__WHAT IS BEING ASKED__
Which lines have the string "thức"? Copy all of them from the entries below.
::::
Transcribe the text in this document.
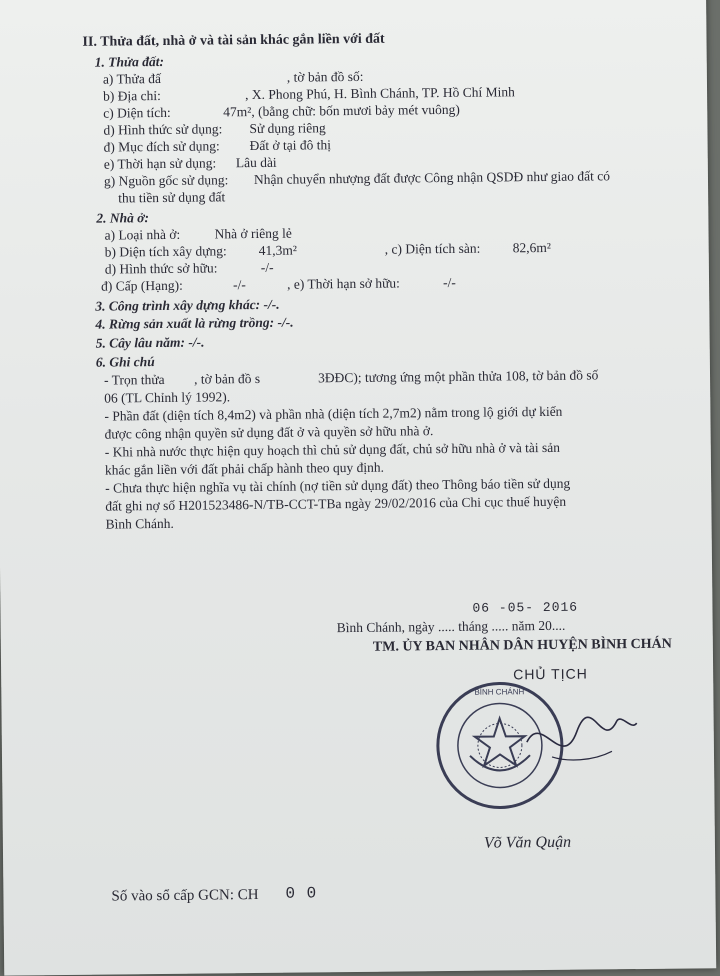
II. Thửa đất, nhà ở và tài sản khác gắn liền với đất
1. Thửa đất:
a) Thửa đấ	, tờ bản đồ số:
b) Địa chỉ:	, X. Phong Phú, H. Bình Chánh, TP. Hồ Chí Minh
c) Diện tích:	47m², (bằng chữ: bốn mươi bảy mét vuông)
d) Hình thức sử dụng: Sử dụng riêng
đ) Mục đích sử dụng: Đất ở tại đô thị
e) Thời hạn sử dụng: Lâu dài
g) Nguồn gốc sử dụng: Nhận chuyển nhượng đất được Công nhận QSDĐ như giao đất có
thu tiền sử dụng đất
2. Nhà ở:
a) Loại nhà ở:	Nhà ở riêng lẻ
b) Diện tích xây dựng: 41,3m²	, c) Diện tích sàn: 82,6m²
d) Hình thức sở hữu:	-/-
đ) Cấp (Hạng):	-/-	, e) Thời hạn sở hữu:	-/-
3. Công trình xây dựng khác: -/-.
4. Rừng sản xuất là rừng trồng: -/-.
5. Cây lâu năm: -/-.
6. Ghi chú
- Trọn thửa , tờ bản đồ s	3ĐĐC); tương ứng một phần thửa 108, tờ bản đồ số
06 (TL Chỉnh lý 1992).
- Phần đất (diện tích 8,4m2) và phần nhà (diện tích 2,7m2) nằm trong lộ giới dự kiến
được công nhận quyền sử dụng đất ở và quyền sở hữu nhà ở.
- Khi nhà nước thực hiện quy hoạch thì chủ sử dụng đất, chủ sở hữu nhà ở và tài sản
khác gắn liền với đất phải chấp hành theo quy định.
- Chưa thực hiện nghĩa vụ tài chính (nợ tiền sử dụng đất) theo Thông báo tiền sử dụng
đất ghi nợ số H201523486-N/TB-CCT-TBa ngày 29/02/2016 của Chi cục thuế huyện
Bình Chánh.
06 -05- 2016
Bình Chánh, ngày ..... tháng ..... năm 20....
TM. ỦY BAN NHÂN DÂN HUYỆN BÌNH CHÁN
CHỦ TỊCH
BÌNH CHÁNH
Võ Văn Quận
Số vào sổ cấp GCN: CH 0 0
::::
__ANSWER FOR THE TASK__
d) Hình thức sử dụng: Sử dụng riêng
d) Hình thức sở hữu:	-/-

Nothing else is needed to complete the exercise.